[Collection entries]
** START **

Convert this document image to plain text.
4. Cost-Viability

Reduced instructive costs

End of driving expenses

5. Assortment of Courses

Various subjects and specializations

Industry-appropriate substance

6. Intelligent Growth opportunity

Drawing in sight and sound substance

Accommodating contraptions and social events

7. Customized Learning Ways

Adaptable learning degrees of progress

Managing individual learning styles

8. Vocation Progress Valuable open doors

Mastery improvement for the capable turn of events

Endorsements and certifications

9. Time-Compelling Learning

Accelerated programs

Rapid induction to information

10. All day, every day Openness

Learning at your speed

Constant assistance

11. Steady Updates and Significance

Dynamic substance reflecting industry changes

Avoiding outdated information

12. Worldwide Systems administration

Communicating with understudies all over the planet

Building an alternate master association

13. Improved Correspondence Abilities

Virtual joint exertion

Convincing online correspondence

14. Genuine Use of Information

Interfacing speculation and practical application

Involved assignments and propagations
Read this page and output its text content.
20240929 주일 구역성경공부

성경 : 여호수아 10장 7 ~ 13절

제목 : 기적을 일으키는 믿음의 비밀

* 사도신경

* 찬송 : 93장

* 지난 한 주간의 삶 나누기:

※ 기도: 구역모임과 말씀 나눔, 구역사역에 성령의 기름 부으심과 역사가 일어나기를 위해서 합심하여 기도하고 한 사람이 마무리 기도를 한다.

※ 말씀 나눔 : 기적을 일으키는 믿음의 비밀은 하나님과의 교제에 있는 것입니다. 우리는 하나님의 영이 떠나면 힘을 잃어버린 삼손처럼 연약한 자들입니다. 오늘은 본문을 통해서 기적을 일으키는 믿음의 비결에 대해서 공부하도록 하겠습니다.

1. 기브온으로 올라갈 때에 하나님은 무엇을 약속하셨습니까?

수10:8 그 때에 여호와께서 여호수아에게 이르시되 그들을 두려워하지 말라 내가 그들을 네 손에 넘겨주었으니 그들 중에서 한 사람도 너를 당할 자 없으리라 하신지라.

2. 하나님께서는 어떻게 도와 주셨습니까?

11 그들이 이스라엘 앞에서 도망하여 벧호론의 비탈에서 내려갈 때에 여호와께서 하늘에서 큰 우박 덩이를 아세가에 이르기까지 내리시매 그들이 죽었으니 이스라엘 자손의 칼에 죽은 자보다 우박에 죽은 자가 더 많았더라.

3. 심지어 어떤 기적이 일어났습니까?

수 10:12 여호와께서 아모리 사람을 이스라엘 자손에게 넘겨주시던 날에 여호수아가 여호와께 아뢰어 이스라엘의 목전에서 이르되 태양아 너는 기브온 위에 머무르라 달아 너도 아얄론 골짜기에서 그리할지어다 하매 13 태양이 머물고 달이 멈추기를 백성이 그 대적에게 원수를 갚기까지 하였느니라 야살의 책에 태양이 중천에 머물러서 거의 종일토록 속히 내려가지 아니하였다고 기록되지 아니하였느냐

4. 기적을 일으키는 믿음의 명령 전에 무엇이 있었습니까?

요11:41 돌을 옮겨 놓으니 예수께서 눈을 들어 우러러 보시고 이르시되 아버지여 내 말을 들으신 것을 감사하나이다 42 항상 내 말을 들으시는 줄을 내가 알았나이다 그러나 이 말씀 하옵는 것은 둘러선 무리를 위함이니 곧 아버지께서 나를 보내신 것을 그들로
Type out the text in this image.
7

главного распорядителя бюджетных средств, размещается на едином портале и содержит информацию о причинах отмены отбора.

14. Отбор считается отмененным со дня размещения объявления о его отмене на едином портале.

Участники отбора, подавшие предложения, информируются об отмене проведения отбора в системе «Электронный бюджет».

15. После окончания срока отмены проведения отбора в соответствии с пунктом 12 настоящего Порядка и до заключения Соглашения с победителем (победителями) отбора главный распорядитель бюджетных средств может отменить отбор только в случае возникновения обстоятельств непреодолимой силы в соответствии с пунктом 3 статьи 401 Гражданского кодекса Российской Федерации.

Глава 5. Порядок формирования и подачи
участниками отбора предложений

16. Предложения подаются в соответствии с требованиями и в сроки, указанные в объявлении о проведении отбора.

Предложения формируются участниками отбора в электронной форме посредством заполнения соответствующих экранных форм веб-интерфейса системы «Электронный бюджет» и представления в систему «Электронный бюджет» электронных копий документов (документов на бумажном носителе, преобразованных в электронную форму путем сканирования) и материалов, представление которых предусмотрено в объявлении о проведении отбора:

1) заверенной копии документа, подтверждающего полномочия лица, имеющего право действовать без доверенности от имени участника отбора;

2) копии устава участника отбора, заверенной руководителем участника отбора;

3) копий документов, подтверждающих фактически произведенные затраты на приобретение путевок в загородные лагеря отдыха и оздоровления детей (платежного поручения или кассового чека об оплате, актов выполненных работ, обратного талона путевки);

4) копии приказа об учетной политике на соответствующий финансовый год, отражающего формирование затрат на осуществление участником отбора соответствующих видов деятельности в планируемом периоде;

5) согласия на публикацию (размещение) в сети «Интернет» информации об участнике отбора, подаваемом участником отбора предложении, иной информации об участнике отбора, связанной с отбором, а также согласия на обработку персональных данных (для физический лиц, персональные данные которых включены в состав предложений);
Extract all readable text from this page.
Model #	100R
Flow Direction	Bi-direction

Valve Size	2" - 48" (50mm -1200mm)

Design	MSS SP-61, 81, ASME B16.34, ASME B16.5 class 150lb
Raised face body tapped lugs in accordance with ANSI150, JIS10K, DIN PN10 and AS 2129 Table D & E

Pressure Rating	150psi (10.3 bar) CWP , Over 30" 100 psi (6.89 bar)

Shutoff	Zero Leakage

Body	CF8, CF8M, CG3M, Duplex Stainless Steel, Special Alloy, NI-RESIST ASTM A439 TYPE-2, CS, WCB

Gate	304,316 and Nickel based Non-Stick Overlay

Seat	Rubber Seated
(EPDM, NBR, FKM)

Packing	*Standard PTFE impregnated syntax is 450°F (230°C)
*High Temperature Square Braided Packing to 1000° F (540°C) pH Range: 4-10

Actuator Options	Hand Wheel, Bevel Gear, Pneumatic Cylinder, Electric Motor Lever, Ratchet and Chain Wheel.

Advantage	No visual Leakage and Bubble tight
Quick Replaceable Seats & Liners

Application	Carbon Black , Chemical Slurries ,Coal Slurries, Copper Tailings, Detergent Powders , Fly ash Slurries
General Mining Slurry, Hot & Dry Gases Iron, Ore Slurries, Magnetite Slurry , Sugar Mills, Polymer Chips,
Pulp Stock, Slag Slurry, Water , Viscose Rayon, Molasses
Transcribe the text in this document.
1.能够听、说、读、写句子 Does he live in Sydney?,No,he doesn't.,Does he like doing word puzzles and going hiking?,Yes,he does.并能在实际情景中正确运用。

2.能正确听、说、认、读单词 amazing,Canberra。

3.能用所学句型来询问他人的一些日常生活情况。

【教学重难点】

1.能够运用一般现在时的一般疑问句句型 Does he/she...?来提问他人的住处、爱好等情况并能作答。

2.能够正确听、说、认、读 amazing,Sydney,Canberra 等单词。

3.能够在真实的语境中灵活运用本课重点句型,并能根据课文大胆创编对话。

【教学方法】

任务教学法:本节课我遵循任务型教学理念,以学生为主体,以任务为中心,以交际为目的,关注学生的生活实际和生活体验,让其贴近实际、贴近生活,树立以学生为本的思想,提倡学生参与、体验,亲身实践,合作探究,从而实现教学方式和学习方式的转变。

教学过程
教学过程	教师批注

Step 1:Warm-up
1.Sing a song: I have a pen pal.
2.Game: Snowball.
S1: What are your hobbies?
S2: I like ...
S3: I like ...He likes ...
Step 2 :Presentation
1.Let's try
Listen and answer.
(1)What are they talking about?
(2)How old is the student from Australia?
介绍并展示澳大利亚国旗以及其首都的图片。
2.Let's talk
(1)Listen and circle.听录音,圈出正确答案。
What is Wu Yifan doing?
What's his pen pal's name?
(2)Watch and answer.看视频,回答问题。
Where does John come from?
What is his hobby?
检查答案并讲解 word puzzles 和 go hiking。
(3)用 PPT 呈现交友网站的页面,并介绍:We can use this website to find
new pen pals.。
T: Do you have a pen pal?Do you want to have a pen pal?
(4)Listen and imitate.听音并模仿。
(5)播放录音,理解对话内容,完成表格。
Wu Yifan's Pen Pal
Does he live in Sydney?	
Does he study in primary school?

** END **

◆ **Exercise directions**
Filter the listing for the word "hiking" and copy every line that holds it.

◆ **Task response**
1.能够听、说、读、写句子 Does he live in Sydney?,No,he doesn't.,Does he like doing word puzzles and going hiking?,Yes,he does.并能在实际情景中正确运用。
检查答案并讲解 word puzzles 和 go hiking。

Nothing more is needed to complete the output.